**Work to complete:** Render each line of the data below as a string in a JSON list, with one string per line and no blank lines. Leave the pictures out of the answer.

━━━ Data provided

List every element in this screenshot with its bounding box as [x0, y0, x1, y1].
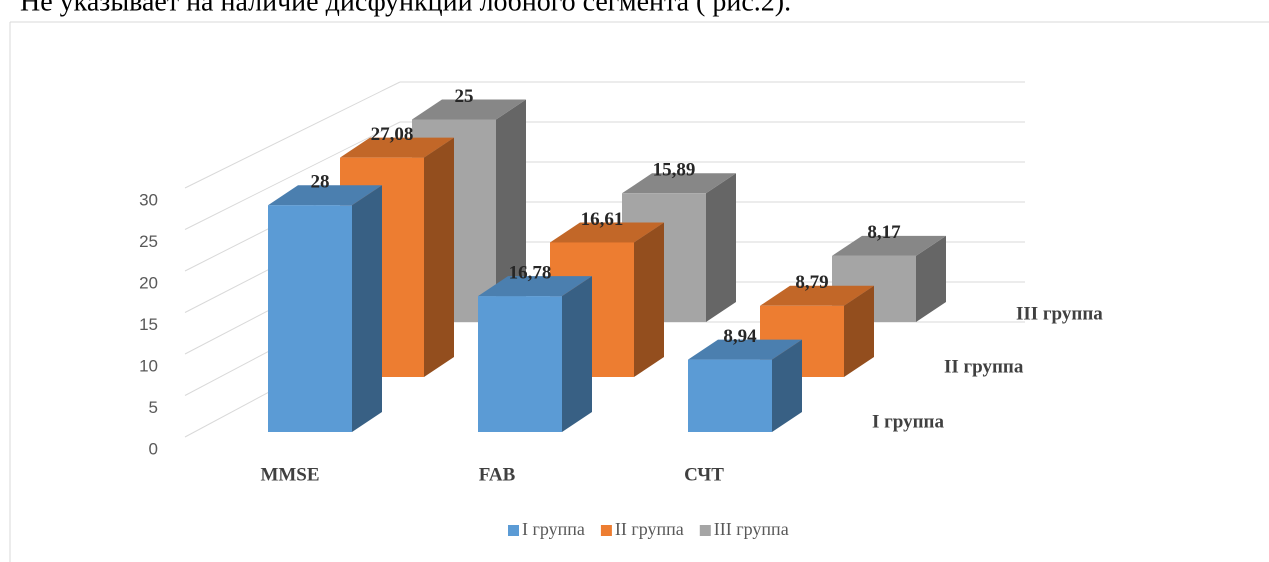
bar-side: [844, 285, 874, 377]
data-label: 16,61: [581, 209, 624, 230]
x-tick-label: MMSE: [260, 464, 319, 485]
data-label: 27,08: [371, 124, 414, 145]
bar: [688, 359, 772, 432]
y-tick-label: 30: [139, 190, 158, 209]
bar-top: [622, 173, 736, 194]
legend-label: III группа: [714, 519, 789, 539]
y-tick-label: 5: [149, 398, 158, 417]
depth-label: II группа: [944, 356, 1024, 377]
data-label: 8,17: [867, 222, 901, 243]
data-label: 15,89: [653, 160, 696, 181]
bar-top: [412, 99, 526, 120]
legend-swatch: [699, 525, 711, 536]
bar-side: [424, 137, 454, 377]
depth-label: I группа: [872, 411, 944, 432]
legend-label: I группа: [522, 519, 585, 539]
bar-top: [340, 137, 454, 158]
grid-line: [184, 81, 401, 189]
bar-side: [634, 222, 664, 377]
grid-line: [184, 121, 401, 230]
bar-top: [688, 339, 802, 360]
y-tick-label: 20: [139, 273, 158, 292]
data-label: 28: [311, 172, 330, 193]
y-tick-label: 0: [149, 439, 158, 458]
legend-swatch: [508, 525, 519, 536]
bar-top: [268, 185, 382, 206]
bar: [478, 296, 562, 432]
data-label: 16,78: [509, 262, 552, 283]
legend-label: II группа: [615, 519, 684, 539]
legend-swatch: [600, 525, 612, 536]
bar-side: [772, 339, 802, 432]
bar-top: [832, 235, 946, 256]
x-tick-label: СЧТ: [684, 464, 724, 485]
bar-side: [916, 235, 946, 322]
y-tick-label: 10: [139, 356, 158, 375]
bar-side: [496, 99, 526, 322]
data-label: 8,79: [795, 272, 828, 293]
bar-side: [706, 173, 736, 322]
data-label: 8,94: [723, 326, 757, 347]
bar-top: [550, 222, 664, 243]
bar-top: [478, 276, 592, 297]
data-label: 25: [455, 86, 474, 107]
caption: Не указывает на наличие дисфункции лобно…: [20, 0, 791, 17]
depth-label: III группа: [1016, 303, 1103, 324]
bar-side: [352, 185, 382, 432]
y-tick-label: 15: [139, 315, 158, 334]
x-tick-label: FAB: [479, 464, 516, 485]
y-tick-label: 25: [139, 232, 158, 251]
bar: [268, 205, 352, 432]
bar-side: [562, 276, 592, 432]
bar-top: [760, 285, 874, 306]
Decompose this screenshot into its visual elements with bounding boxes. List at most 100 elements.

━━━━━━

**Result for this task:**
[
  "List every element in this screenshot with its bounding box as [x0, y0, x1, y1].",
  "bar-side: [844, 285, 874, 377]",
  "data-label: 16,61: [581, 209, 624, 230]",
  "x-tick-label: MMSE: [260, 464, 319, 485]",
  "data-label: 27,08: [371, 124, 414, 145]",
  "bar: [688, 359, 772, 432]",
  "y-tick-label: 30: [139, 190, 158, 209]",
  "bar-top: [622, 173, 736, 194]",
  "legend-label: III группа: [714, 519, 789, 539]",
  "y-tick-label: 5: [149, 398, 158, 417]",
  "depth-label: II группа: [944, 356, 1024, 377]",
  "data-label: 8,17: [867, 222, 901, 243]",
  "data-label: 15,89: [653, 160, 696, 181]",
  "bar-top: [412, 99, 526, 120]",
  "legend-swatch: [699, 525, 711, 536]",
  "bar-side: [424, 137, 454, 377]",
  "depth-label: I группа: [872, 411, 944, 432]",
  "legend-label: I группа: [522, 519, 585, 539]",
  "bar-top: [340, 137, 454, 158]",
  "grid-line: [184, 81, 401, 189]",
  "bar-side: [634, 222, 664, 377]",
  "grid-line: [184, 121, 401, 230]",
  "bar-top: [688, 339, 802, 360]",
  "y-tick-label: 20: [139, 273, 158, 292]",
  "data-label: 28: [311, 172, 330, 193]",
  "y-tick-label: 0: [149, 439, 158, 458]",
  "legend-swatch: [508, 525, 519, 536]",
  "bar-top: [268, 185, 382, 206]",
  "bar: [478, 296, 562, 432]",
  "data-label: 16,78: [509, 262, 552, 283]",
  "legend-label: II группа: [615, 519, 684, 539]",
  "legend-swatch: [600, 525, 612, 536]",
  "bar-side: [772, 339, 802, 432]",
  "bar-top: [832, 235, 946, 256]",
  "x-tick-label: СЧТ: [684, 464, 724, 485]",
  "bar-side: [916, 235, 946, 322]",
  "y-tick-label: 10: [139, 356, 158, 375]",
  "bar-side: [496, 99, 526, 322]",
  "data-label: 8,79: [795, 272, 828, 293]",
  "bar-side: [706, 173, 736, 322]",
  "data-label: 8,94: [723, 326, 757, 347]",
  "bar-top: [550, 222, 664, 243]",
  "bar-top: [478, 276, 592, 297]",
  "data-label: 25: [455, 86, 474, 107]",
  "caption: Не указывает на наличие дисфункции лобно…: [20, 0, 791, 17]",
  "depth-label: III группа: [1016, 303, 1103, 324]",
  "bar-side: [352, 185, 382, 432]",
  "y-tick-label: 15: [139, 315, 158, 334]",
  "x-tick-label: FAB: [479, 464, 516, 485]",
  "y-tick-label: 25: [139, 232, 158, 251]",
  "bar: [268, 205, 352, 432]",
  "bar-side: [562, 276, 592, 432]",
  "bar-top: [760, 285, 874, 306]",
  "Decompose this screenshot into its visual elements with bounding boxes. List at most 100 elements."
]